WRITTEN EXERCISE: From the entries below, copy out every line with "name" in it.

RECORDS FOR THIS TASK:
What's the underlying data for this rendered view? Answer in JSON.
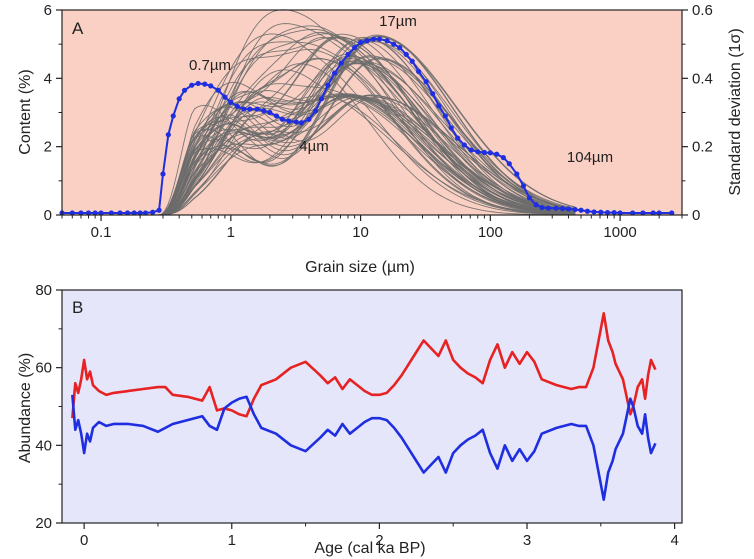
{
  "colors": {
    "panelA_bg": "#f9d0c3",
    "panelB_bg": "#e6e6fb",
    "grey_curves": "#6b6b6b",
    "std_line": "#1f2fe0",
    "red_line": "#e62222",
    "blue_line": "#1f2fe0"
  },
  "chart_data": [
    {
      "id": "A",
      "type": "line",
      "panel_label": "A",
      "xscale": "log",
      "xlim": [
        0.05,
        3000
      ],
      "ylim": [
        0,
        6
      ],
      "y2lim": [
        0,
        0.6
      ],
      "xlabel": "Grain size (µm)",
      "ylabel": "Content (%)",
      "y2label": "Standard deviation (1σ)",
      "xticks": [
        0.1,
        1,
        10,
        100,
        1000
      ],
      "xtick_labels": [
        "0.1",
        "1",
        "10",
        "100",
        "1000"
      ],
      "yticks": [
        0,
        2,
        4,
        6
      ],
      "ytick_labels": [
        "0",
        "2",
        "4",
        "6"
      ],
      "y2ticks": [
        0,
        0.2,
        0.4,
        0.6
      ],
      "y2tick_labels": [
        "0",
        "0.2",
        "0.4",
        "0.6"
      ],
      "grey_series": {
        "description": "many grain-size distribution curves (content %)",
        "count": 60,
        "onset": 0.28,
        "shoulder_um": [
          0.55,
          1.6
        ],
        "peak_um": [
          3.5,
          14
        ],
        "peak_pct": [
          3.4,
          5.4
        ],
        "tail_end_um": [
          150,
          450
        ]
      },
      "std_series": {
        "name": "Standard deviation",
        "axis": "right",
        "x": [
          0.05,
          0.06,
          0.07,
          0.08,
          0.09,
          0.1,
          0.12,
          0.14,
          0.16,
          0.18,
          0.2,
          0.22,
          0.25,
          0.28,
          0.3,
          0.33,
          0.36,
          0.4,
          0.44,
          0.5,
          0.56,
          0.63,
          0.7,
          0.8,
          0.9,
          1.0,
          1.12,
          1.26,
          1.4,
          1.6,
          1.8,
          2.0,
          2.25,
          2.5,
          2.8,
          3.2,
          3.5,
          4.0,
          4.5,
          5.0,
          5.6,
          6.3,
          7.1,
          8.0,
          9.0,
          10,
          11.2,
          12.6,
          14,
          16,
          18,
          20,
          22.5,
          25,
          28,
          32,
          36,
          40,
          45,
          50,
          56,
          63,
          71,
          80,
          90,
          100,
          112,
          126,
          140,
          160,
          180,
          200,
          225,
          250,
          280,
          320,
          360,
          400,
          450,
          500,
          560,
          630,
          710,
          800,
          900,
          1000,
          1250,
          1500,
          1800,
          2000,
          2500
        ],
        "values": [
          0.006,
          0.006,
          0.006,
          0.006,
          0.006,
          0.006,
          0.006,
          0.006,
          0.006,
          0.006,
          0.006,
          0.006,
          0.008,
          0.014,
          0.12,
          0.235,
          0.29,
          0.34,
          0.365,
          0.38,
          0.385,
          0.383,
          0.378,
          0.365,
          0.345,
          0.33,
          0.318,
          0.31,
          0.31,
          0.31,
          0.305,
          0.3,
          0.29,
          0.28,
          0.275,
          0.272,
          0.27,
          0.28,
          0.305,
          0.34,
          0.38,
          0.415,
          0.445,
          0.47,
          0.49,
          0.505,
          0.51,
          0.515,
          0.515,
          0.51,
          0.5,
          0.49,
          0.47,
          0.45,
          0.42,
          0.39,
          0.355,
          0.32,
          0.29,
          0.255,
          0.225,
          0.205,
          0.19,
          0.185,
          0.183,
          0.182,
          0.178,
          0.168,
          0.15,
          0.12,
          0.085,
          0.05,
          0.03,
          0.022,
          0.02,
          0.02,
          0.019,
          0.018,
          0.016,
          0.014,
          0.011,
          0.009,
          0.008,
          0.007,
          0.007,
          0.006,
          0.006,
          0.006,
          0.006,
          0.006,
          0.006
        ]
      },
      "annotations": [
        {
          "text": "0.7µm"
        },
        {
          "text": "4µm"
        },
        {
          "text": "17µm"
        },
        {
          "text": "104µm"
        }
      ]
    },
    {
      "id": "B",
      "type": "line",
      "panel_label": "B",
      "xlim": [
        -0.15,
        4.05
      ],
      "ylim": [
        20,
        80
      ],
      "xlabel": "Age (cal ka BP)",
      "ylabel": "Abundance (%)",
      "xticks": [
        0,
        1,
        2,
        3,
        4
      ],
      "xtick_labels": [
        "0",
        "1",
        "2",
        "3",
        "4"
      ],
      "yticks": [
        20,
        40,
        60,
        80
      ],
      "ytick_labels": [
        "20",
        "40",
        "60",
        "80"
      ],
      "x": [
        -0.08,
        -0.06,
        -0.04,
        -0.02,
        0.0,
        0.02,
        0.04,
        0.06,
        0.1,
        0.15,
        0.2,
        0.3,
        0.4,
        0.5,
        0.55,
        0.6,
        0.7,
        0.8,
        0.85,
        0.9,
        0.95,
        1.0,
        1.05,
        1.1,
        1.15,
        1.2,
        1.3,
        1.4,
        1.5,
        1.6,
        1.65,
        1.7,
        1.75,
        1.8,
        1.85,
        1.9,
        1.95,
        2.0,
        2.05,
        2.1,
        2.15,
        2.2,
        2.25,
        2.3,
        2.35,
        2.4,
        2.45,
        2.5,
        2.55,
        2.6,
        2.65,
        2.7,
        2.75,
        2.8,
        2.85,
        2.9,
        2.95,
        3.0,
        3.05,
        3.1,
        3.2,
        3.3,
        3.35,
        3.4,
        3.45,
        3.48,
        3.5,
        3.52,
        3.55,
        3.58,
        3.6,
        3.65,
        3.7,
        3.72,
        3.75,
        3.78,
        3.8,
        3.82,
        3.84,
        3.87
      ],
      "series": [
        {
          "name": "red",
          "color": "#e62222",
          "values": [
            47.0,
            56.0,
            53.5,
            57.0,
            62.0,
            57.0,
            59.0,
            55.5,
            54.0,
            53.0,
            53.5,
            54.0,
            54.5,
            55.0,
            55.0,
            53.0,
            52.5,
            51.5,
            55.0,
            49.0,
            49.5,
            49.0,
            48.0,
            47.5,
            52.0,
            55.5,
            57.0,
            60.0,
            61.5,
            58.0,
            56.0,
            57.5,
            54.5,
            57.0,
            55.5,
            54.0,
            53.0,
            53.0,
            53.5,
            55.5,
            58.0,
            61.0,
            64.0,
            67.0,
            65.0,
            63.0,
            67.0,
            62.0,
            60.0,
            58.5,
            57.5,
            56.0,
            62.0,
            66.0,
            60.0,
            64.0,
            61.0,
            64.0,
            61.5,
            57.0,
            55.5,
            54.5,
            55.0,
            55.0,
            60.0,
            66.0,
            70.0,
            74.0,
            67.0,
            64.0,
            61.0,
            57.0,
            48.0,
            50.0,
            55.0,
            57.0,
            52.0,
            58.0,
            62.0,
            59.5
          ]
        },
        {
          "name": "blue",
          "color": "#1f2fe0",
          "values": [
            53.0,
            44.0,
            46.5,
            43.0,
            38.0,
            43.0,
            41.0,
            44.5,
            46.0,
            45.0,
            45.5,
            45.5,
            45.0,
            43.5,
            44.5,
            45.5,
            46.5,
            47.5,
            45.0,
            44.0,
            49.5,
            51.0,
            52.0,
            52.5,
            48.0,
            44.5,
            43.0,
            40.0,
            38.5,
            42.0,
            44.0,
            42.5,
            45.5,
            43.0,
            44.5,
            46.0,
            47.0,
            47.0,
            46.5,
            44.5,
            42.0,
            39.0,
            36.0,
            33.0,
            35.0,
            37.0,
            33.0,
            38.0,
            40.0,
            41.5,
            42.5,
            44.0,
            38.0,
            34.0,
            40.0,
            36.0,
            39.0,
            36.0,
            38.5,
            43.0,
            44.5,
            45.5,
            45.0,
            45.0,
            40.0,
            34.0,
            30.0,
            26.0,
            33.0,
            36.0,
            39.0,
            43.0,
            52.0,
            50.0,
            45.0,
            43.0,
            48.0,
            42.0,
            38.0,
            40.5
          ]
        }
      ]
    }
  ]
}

EXERCISE RESPONSE:
        "name": "Standard deviation",
          "name": "red",
          "name": "blue",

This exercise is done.